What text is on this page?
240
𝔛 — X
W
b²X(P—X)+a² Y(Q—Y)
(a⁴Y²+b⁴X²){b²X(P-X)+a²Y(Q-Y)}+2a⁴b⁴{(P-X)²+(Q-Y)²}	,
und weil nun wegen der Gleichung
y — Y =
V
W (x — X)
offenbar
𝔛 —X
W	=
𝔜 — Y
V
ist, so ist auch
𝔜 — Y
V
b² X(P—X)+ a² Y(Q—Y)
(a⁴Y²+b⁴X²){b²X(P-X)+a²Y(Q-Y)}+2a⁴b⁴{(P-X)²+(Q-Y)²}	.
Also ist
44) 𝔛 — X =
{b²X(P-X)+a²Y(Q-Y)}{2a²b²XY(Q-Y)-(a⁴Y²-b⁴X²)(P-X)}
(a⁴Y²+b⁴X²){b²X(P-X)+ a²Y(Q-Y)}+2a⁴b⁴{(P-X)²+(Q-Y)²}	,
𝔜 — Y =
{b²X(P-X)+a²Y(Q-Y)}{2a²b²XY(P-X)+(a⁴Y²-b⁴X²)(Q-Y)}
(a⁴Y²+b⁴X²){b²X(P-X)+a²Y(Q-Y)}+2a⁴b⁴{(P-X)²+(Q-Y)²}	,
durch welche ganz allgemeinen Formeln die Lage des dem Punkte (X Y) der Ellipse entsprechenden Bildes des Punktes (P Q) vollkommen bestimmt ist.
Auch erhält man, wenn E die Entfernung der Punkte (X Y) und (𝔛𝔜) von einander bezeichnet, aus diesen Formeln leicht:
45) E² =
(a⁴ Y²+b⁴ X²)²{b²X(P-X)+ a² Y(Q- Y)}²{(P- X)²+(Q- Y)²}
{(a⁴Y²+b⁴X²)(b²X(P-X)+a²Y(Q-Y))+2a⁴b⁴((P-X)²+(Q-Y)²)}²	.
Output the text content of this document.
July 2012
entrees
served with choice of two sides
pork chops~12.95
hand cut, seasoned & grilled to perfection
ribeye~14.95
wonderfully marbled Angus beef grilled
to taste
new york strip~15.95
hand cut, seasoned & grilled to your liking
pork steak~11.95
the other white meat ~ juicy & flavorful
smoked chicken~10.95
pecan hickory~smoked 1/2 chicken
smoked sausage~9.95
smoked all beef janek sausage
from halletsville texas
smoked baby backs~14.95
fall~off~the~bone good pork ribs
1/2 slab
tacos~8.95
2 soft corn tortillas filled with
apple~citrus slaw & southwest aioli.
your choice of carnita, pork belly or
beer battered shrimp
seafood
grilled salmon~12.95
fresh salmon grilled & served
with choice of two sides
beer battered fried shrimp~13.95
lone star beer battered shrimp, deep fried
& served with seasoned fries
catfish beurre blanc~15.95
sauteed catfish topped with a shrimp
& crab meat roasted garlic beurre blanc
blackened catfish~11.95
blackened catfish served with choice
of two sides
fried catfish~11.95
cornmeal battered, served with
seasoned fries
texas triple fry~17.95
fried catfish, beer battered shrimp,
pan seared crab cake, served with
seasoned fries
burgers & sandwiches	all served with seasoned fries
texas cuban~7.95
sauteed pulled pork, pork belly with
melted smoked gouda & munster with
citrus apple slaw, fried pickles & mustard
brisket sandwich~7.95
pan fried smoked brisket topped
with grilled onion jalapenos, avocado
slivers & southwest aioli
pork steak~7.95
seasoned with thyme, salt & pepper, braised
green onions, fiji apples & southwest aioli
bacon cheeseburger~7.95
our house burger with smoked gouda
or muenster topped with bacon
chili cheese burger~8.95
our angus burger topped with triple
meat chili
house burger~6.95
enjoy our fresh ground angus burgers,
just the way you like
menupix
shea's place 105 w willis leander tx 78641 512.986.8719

——

◆ **Exercise aim**: Write the entries again, exactly as they stand.

◆ **Finished exercise**:
What text is on this page?
240
𝔛 — X
W
b²X(P—X)+a² Y(Q—Y)
(a⁴Y²+b⁴X²){b²X(P-X)+a²Y(Q-Y)}+2a⁴b⁴{(P-X)²+(Q-Y)²}	,
und weil nun wegen der Gleichung
y — Y =
V
W (x — X)
offenbar
𝔛 —X
W	=
𝔜 — Y
V
ist, so ist auch
𝔜 — Y
V
b² X(P—X)+ a² Y(Q—Y)
(a⁴Y²+b⁴X²){b²X(P-X)+a²Y(Q-Y)}+2a⁴b⁴{(P-X)²+(Q-Y)²}	.
Also ist
44) 𝔛 — X =
{b²X(P-X)+a²Y(Q-Y)}{2a²b²XY(Q-Y)-(a⁴Y²-b⁴X²)(P-X)}
(a⁴Y²+b⁴X²){b²X(P-X)+ a²Y(Q-Y)}+2a⁴b⁴{(P-X)²+(Q-Y)²}	,
𝔜 — Y =
{b²X(P-X)+a²Y(Q-Y)}{2a²b²XY(P-X)+(a⁴Y²-b⁴X²)(Q-Y)}
(a⁴Y²+b⁴X²){b²X(P-X)+a²Y(Q-Y)}+2a⁴b⁴{(P-X)²+(Q-Y)²}	,
durch welche ganz allgemeinen Formeln die Lage des dem Punkte (X Y) der Ellipse entsprechenden Bildes des Punktes (P Q) vollkommen bestimmt ist.
Auch erhält man, wenn E die Entfernung der Punkte (X Y) und (𝔛𝔜) von einander bezeichnet, aus diesen Formeln leicht:
45) E² =
(a⁴ Y²+b⁴ X²)²{b²X(P-X)+ a² Y(Q- Y)}²{(P- X)²+(Q- Y)²}
{(a⁴Y²+b⁴X²)(b²X(P-X)+a²Y(Q-Y))+2a⁴b⁴((P-X)²+(Q-Y)²)}²	.
Output the text content of this document.
July 2012
entrees
served with choice of two sides
pork chops~12.95
hand cut, seasoned & grilled to perfection
ribeye~14.95
wonderfully marbled Angus beef grilled
to taste
new york strip~15.95
hand cut, seasoned & grilled to your liking
pork steak~11.95
the other white meat ~ juicy & flavorful
smoked chicken~10.95
pecan hickory~smoked 1/2 chicken
smoked sausage~9.95
smoked all beef janek sausage
from halletsville texas
smoked baby backs~14.95
fall~off~the~bone good pork ribs
1/2 slab
tacos~8.95
2 soft corn tortillas filled with
apple~citrus slaw & southwest aioli.
your choice of carnita, pork belly or
beer battered shrimp
seafood
grilled salmon~12.95
fresh salmon grilled & served
with choice of two sides
beer battered fried shrimp~13.95
lone star beer battered shrimp, deep fried
& served with seasoned fries
catfish beurre blanc~15.95
sauteed catfish topped with a shrimp
& crab meat roasted garlic beurre blanc
blackened catfish~11.95
blackened catfish served with choice
of two sides
fried catfish~11.95
cornmeal battered, served with
seasoned fries
texas triple fry~17.95
fried catfish, beer battered shrimp,
pan seared crab cake, served with
seasoned fries
burgers & sandwiches	all served with seasoned fries
texas cuban~7.95
sauteed pulled pork, pork belly with
melted smoked gouda & munster with
citrus apple slaw, fried pickles & mustard
brisket sandwich~7.95
pan fried smoked brisket topped
with grilled onion jalapenos, avocado
slivers & southwest aioli
pork steak~7.95
seasoned with thyme, salt & pepper, braised
green onions, fiji apples & southwest aioli
bacon cheeseburger~7.95
our house burger with smoked gouda
or muenster topped with bacon
chili cheese burger~8.95
our angus burger topped with triple
meat chili
house burger~6.95
enjoy our fresh ground angus burgers,
just the way you like
menupix
shea's place 105 w willis leander tx 78641 512.986.8719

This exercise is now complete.